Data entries

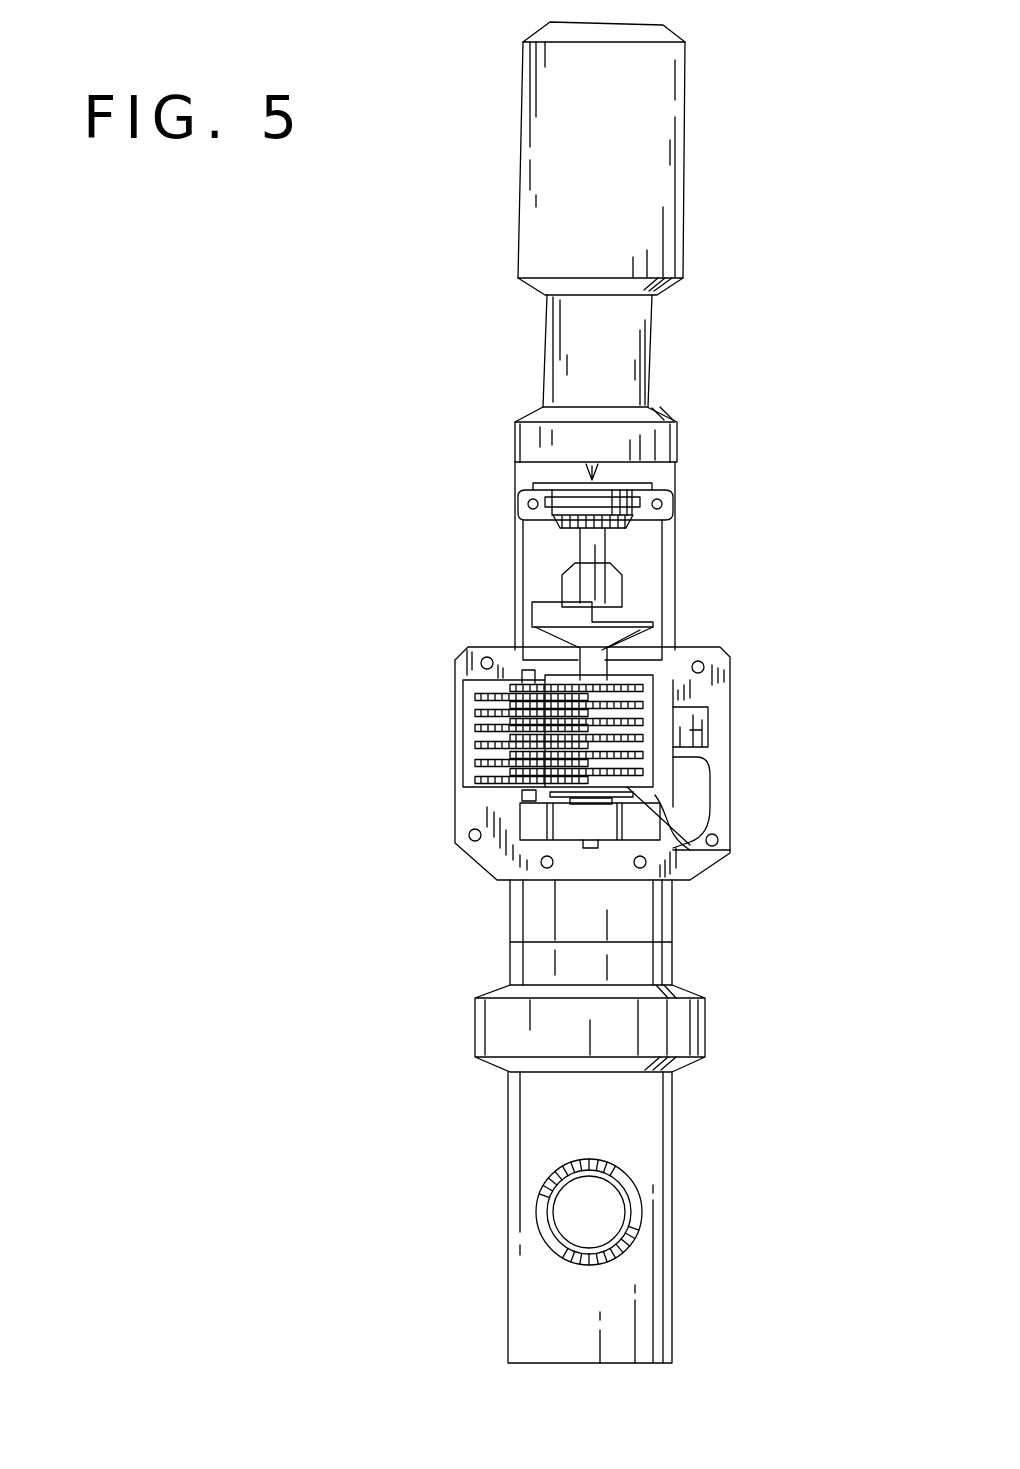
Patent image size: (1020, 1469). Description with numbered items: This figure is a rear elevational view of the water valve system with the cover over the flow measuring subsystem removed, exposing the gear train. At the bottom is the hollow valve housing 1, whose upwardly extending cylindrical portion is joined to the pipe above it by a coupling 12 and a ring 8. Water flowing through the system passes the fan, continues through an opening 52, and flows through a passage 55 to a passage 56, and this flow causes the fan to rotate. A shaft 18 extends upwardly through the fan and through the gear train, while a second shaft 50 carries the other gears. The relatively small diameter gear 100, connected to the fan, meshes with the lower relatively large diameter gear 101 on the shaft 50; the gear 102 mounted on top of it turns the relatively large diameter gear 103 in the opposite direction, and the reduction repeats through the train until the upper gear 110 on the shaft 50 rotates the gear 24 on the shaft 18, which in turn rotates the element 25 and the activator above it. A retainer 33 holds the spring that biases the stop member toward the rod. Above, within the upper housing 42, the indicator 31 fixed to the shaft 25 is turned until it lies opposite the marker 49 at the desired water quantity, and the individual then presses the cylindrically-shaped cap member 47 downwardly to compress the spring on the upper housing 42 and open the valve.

The hollow valve housing 1 is at (508, 1172).
The ring 8 is at (703, 1042).
The coupling 12 is at (673, 967).
The shaft 18 is at (585, 848).
The gear 24 is at (655, 680).
The rotatable shaft (element) 25 is at (597, 645).
The indicator 31 is at (637, 482).
The retainer 33 is at (622, 590).
The upper housing 42 is at (547, 337).
The cylindrically-shaped cap member 47 is at (685, 112).
The marker 49 is at (582, 468).
The second shaft 50 is at (520, 794).
The opening 52 is at (660, 840).
The passage 55 is at (690, 807).
The passage 56 is at (700, 718).
The relatively small diameter gear 100 is at (700, 843).
The relatively large diameter gear 101 is at (473, 780).
The gear 102 is at (473, 773).
The relatively large diameter gear 103 is at (630, 792).
The upper gear 110 is at (458, 708).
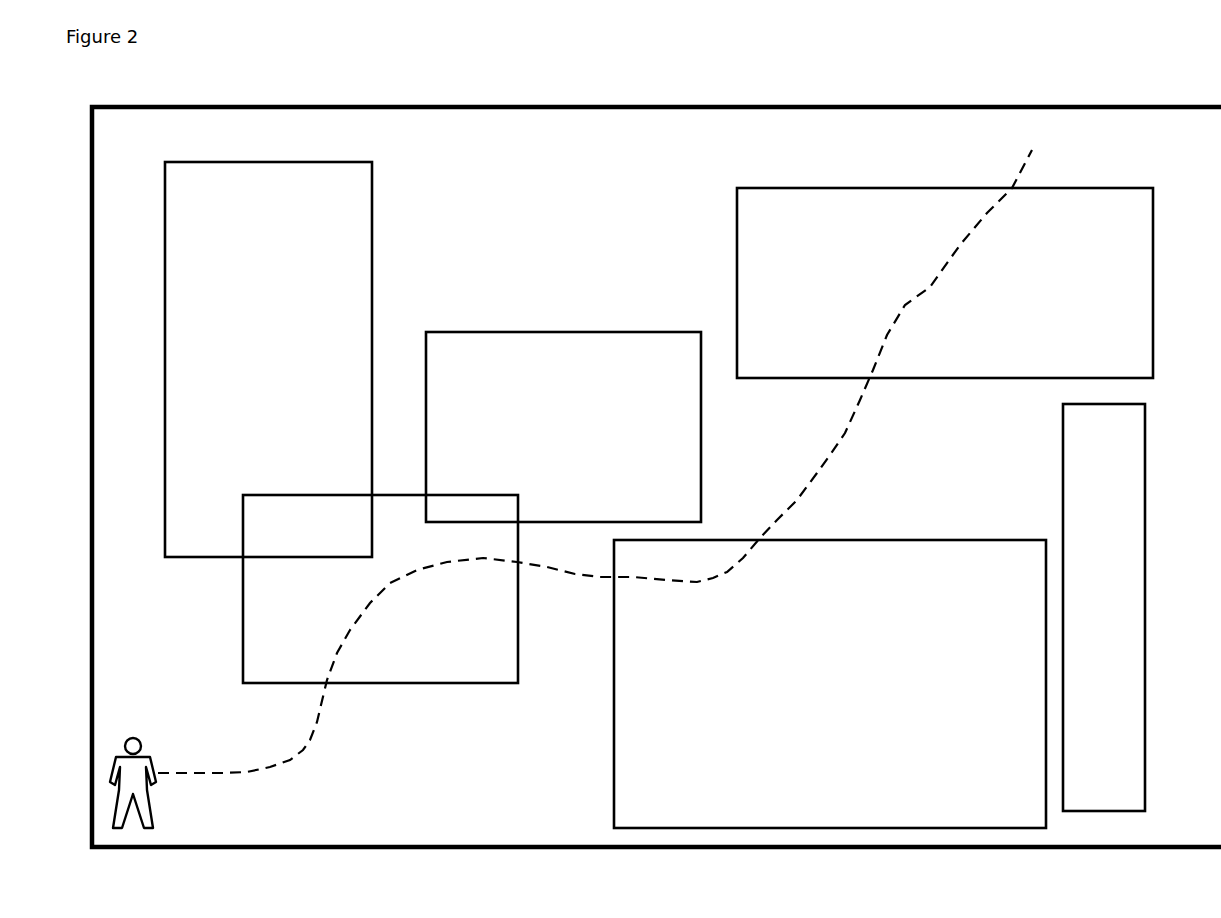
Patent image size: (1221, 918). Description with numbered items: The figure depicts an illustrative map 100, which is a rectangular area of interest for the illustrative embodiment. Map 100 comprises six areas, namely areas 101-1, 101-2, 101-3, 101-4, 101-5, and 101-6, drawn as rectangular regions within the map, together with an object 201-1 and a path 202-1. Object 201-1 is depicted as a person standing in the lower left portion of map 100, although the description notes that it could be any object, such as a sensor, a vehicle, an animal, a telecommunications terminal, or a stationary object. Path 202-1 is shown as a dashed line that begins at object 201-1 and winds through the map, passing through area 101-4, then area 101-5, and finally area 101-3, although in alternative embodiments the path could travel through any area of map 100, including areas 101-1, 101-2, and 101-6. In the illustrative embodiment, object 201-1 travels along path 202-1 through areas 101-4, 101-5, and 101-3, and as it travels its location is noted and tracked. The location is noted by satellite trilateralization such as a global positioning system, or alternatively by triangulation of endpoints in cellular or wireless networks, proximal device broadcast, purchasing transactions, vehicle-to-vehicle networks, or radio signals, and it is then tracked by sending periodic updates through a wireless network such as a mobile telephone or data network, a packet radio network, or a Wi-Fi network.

The map 100 is at (273, 106).
The area 101-1 is at (337, 161).
The area 101-2 is at (598, 331).
The area 101-3 is at (1118, 187).
The area 101-4 is at (435, 684).
The area 101-5 is at (893, 539).
The area 101-6 is at (1063, 484).
The object 201-1 is at (128, 736).
The path 202-1 is at (830, 455).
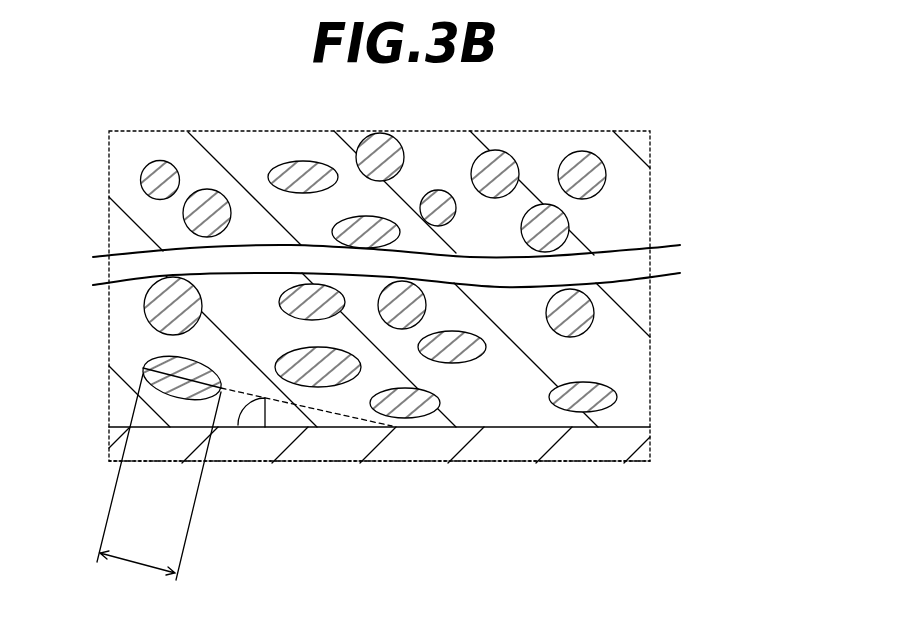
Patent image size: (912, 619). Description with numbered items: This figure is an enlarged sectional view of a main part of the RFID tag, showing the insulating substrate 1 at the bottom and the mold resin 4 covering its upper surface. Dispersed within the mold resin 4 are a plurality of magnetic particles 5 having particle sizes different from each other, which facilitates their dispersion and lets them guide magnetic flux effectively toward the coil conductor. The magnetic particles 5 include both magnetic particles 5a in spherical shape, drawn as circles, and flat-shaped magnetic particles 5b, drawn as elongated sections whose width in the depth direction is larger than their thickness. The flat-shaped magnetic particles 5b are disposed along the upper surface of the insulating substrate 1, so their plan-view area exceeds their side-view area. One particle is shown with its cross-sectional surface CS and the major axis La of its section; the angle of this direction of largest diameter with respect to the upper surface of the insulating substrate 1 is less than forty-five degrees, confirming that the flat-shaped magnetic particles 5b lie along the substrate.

> [WHAT THIS TASK INVOLVES]
Render every line of the records as a Markdown table with the columns "No." and "Line," numbering the rows and skipping blank lines. Leave the pictures out of your answer.

> [CORRECT OUTPUT]
| No. | Line |
|---|---|
| 1 | Patent image size: (1020, 1469). Description with numbered items: This figure is a rear elevational view of the water valve system with the cover over the flow measuring subsystem removed, exposing the gear train. At the bottom is the hollow valve housing 1, whose upwardly extending cylindrical portion is joined to the pipe above it by a coupling 12 and a ring 8. Water flowing through the system passes the fan, continues through an opening 52, and flows through a passage 55 to a passage 56, and this flow causes the fan to rotate. A shaft 18 extends upwardly through the fan and through the gear train, while a second shaft 50 carries the other gears. The relatively small diameter gear 100, connected to the fan, meshes with the lower relatively large diameter gear 101 on the shaft 50; the gear 102 mounted on top of it turns the relatively large diameter gear 103 in the opposite direction, and the reduction repeats through the train until the upper gear 110 on the shaft 50 rotates the gear 24 on the shaft 18, which in turn rotates the element 25 and the activator above it. A retainer 33 holds the spring that biases the stop member toward the rod. Above, within the upper housing 42, the indicator 31 fixed to the shaft 25 is turned until it lies opposite the marker 49 at the desired water quantity, and the individual then presses the cylindrically-shaped cap member 47 downwardly to compress the spring on the upper housing 42 and open the valve. |
| 2 | The hollow valve housing 1 is at (508, 1172). |
| 3 | The ring 8 is at (703, 1042). |
| 4 | The coupling 12 is at (673, 967). |
| 5 | The shaft 18 is at (585, 848). |
| 6 | The gear 24 is at (655, 680). |
| 7 | The rotatable shaft (element) 25 is at (597, 645). |
| 8 | The indicator 31 is at (637, 482). |
| 9 | The retainer 33 is at (622, 590). |
| 10 | The upper housing 42 is at (547, 337). |
| 11 | The cylindrically-shaped cap member 47 is at (685, 112). |
| 12 | The marker 49 is at (582, 468). |
| 13 | The second shaft 50 is at (520, 794). |
| 14 | The opening 52 is at (660, 840). |
| 15 | The passage 55 is at (690, 807). |
| 16 | The passage 56 is at (700, 718). |
| 17 | The relatively small diameter gear 100 is at (700, 843). |
| 18 | The relatively large diameter gear 101 is at (473, 780). |
| 19 | The gear 102 is at (473, 773). |
| 20 | The relatively large diameter gear 103 is at (630, 792). |
| 21 | The upper gear 110 is at (458, 708). |
| 22 | Patent image size: (1221, 918). Description with numbered items: The figure depicts an illustrative map 100, which is a rectangular area of interest for the illustrative embodiment. Map 100 comprises six areas, namely areas 101-1, 101-2, 101-3, 101-4, 101-5, and 101-6, drawn as rectangular regions within the map, together with an object 201-1 and a path 202-1. Object 201-1 is depicted as a person standing in the lower left portion of map 100, although the description notes that it could be any object, such as a sensor, a vehicle, an animal, a telecommunications terminal, or a stationary object. Path 202-1 is shown as a dashed line that begins at object 201-1 and winds through the map, passing through area 101-4, then area 101-5, and finally area 101-3, although in alternative embodiments the path could travel through any area of map 100, including areas 101-1, 101-2, and 101-6. In the illustrative embodiment, object 201-1 travels along path 202-1 through areas 101-4, 101-5, and 101-3, and as it travels its location is noted and tracked. The location is noted by satellite trilateralization such as a global positioning system, or alternatively by triangulation of endpoints in cellular or wireless networks, proximal device broadcast, purchasing transactions, vehicle-to-vehicle networks, or radio signals, and it is then tracked by sending periodic updates through a wireless network such as a mobile telephone or data network, a packet radio network, or a Wi-Fi network. |
| 23 | The map 100 is at (273, 106). |
| 24 | The area 101-1 is at (337, 161). |
| 25 | The area 101-2 is at (598, 331). |
| 26 | The area 101-3 is at (1118, 187). |
| 27 | The area 101-4 is at (435, 684). |
| 28 | The area 101-5 is at (893, 539). |
| 29 | The area 101-6 is at (1063, 484). |
| 30 | The object 201-1 is at (128, 736). |
| 31 | The path 202-1 is at (830, 455). |
| 32 | Patent image size: (912, 619). Description with numbered items: This figure is an enlarged sectional view of a main part of the RFID tag, showing the insulating substrate 1 at the bottom and the mold resin 4 covering its upper surface. Dispersed within the mold resin 4 are a plurality of magnetic particles 5 having particle sizes different from each other, which facilitates their dispersion and lets them guide magnetic flux effectively toward the coil conductor. The magnetic particles 5 include both magnetic particles 5a in spherical shape, drawn as circles, and flat-shaped magnetic particles 5b, drawn as elongated sections whose width in the depth direction is larger than their thickness. The flat-shaped magnetic particles 5b are disposed along the upper surface of the insulating substrate 1, so their plan-view area exceeds their side-view area. One particle is shown with its cross-sectional surface CS and the major axis La of its section; the angle of this direction of largest diameter with respect to the upper surface of the insulating substrate 1 is less than forty-five degrees, confirming that the flat-shaped magnetic particles 5b lie along the substrate. |